▸ **Given records**:

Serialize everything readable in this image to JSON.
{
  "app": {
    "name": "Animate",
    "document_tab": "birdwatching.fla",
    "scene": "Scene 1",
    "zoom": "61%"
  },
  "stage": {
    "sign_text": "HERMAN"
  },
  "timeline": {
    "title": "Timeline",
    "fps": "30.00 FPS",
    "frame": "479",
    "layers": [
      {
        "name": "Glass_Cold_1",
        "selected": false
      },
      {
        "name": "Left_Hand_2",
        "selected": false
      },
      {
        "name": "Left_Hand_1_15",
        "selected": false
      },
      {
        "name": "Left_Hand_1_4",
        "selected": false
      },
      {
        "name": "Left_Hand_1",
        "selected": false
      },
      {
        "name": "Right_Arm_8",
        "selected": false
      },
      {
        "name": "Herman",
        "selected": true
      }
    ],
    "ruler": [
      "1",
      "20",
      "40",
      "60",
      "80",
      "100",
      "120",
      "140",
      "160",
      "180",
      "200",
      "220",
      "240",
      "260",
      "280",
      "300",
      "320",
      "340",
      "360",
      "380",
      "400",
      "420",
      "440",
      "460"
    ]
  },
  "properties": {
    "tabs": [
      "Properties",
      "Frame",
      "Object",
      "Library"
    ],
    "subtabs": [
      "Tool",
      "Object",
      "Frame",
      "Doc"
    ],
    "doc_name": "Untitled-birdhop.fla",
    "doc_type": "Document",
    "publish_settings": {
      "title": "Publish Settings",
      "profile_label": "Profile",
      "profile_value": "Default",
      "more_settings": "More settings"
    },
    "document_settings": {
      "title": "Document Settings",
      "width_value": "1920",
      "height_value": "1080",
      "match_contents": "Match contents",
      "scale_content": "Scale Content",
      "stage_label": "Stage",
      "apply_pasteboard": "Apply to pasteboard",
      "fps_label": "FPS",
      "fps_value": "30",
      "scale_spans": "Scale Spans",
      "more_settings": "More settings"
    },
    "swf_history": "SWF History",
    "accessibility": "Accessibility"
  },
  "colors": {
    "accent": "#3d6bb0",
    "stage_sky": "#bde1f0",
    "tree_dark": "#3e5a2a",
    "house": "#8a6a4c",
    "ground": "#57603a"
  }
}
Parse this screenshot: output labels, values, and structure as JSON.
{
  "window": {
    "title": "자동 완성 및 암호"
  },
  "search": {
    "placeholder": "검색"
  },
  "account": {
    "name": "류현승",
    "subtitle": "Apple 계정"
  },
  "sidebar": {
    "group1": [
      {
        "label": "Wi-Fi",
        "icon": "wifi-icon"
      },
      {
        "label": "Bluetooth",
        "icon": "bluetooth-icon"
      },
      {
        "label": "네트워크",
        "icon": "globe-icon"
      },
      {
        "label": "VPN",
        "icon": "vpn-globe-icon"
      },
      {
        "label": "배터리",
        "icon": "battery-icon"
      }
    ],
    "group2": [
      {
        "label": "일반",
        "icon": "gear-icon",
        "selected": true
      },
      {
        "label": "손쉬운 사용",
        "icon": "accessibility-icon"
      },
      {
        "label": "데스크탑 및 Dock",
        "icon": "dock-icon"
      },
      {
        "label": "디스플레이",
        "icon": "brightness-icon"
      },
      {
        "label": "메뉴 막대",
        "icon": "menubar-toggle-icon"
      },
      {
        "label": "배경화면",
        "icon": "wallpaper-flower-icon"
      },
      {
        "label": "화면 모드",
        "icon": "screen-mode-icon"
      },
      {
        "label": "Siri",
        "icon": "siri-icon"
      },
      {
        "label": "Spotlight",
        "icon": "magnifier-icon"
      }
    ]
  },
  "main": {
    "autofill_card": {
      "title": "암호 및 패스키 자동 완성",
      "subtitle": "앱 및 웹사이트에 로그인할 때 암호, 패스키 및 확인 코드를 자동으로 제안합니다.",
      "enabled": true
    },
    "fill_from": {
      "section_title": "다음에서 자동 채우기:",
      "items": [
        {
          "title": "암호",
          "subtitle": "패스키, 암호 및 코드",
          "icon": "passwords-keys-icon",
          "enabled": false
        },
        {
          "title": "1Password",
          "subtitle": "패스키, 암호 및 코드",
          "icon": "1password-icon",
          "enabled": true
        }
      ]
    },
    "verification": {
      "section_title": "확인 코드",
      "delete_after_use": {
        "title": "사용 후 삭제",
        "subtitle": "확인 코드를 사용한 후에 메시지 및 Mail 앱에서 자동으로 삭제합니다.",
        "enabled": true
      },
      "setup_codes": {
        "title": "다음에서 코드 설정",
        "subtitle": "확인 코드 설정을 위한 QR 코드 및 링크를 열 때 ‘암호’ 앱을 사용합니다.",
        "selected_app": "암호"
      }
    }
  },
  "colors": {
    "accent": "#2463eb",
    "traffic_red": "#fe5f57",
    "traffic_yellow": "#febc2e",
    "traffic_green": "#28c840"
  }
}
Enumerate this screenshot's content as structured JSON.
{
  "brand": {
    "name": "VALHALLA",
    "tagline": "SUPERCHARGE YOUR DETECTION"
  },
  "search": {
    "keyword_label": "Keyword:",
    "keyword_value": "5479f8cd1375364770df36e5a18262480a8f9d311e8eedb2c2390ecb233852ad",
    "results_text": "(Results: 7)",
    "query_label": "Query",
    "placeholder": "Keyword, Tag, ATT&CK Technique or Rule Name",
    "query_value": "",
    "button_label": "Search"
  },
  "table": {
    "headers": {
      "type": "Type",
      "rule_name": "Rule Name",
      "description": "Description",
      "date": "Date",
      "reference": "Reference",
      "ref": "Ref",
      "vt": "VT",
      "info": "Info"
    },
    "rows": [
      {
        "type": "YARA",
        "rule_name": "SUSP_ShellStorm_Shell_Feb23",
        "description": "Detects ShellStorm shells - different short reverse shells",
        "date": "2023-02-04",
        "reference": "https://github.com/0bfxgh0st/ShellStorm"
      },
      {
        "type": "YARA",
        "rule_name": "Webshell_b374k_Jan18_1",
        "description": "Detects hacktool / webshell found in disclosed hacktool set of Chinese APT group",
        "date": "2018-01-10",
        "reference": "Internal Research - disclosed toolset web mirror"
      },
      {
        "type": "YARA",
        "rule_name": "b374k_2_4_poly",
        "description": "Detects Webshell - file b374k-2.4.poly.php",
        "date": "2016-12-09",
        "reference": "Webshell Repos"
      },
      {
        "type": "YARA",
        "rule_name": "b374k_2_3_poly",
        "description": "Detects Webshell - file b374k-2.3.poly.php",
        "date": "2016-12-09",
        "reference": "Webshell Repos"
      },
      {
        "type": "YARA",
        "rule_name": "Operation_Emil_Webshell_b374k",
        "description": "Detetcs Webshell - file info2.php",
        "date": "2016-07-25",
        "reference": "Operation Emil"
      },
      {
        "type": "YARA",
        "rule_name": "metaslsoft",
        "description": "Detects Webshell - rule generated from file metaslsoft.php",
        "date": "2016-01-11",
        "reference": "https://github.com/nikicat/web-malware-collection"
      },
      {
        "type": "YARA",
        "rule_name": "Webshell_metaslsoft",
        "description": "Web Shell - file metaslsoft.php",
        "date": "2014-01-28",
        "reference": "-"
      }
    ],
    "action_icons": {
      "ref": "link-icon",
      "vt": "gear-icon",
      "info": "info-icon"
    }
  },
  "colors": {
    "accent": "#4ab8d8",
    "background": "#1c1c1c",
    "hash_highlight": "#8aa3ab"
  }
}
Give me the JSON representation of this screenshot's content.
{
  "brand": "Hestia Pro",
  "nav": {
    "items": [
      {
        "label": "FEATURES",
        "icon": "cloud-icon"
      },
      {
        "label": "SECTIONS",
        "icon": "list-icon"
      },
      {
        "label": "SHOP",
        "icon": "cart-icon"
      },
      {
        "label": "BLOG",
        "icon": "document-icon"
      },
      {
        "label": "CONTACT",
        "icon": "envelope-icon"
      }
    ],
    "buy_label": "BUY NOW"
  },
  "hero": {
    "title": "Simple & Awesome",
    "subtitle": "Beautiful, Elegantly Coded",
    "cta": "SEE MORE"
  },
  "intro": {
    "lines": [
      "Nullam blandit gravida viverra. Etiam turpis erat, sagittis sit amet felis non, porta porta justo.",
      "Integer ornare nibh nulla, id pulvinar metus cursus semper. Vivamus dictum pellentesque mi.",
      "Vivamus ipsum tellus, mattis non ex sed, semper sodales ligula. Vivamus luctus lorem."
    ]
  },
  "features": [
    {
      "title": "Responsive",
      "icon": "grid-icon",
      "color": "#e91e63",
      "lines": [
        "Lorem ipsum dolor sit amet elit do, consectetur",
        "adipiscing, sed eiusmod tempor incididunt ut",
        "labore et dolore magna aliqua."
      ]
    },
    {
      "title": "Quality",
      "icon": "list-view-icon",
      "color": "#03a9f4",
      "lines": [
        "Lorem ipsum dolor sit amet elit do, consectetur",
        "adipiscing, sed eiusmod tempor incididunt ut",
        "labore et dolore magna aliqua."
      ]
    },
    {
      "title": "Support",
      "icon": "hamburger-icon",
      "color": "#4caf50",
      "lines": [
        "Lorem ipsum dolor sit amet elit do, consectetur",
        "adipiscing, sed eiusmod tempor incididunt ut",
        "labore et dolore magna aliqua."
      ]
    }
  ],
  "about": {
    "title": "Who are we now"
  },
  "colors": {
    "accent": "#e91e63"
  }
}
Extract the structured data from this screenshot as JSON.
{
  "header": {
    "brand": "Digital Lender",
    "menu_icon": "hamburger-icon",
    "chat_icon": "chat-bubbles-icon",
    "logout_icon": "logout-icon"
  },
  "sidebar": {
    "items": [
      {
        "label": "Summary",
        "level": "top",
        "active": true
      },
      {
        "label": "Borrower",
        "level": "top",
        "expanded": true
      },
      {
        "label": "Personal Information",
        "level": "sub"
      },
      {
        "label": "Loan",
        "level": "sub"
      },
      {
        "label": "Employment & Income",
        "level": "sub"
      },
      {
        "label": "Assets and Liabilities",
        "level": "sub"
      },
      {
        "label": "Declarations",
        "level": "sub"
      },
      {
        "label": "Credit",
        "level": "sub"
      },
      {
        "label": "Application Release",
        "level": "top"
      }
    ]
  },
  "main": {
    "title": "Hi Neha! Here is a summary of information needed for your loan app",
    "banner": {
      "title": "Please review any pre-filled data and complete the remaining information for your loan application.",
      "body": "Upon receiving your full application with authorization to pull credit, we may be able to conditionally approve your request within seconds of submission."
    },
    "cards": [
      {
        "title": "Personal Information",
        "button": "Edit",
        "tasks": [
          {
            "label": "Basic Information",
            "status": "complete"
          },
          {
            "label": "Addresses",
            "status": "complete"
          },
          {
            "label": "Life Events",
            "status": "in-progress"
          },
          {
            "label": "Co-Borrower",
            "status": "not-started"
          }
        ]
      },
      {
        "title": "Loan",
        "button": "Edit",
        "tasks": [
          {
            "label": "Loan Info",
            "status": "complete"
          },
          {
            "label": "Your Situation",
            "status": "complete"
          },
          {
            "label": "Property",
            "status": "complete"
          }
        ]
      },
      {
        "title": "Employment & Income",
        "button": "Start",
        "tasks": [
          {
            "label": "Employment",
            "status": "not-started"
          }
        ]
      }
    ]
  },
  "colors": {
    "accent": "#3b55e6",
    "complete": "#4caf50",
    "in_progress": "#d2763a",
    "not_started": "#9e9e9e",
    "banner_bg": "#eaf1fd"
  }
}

▸ **To be done**: Pull out each line of the records holding the string "hamburger".

▸ **The output**:
      "icon": "hamburger-icon",
    "menu_icon": "hamburger-icon",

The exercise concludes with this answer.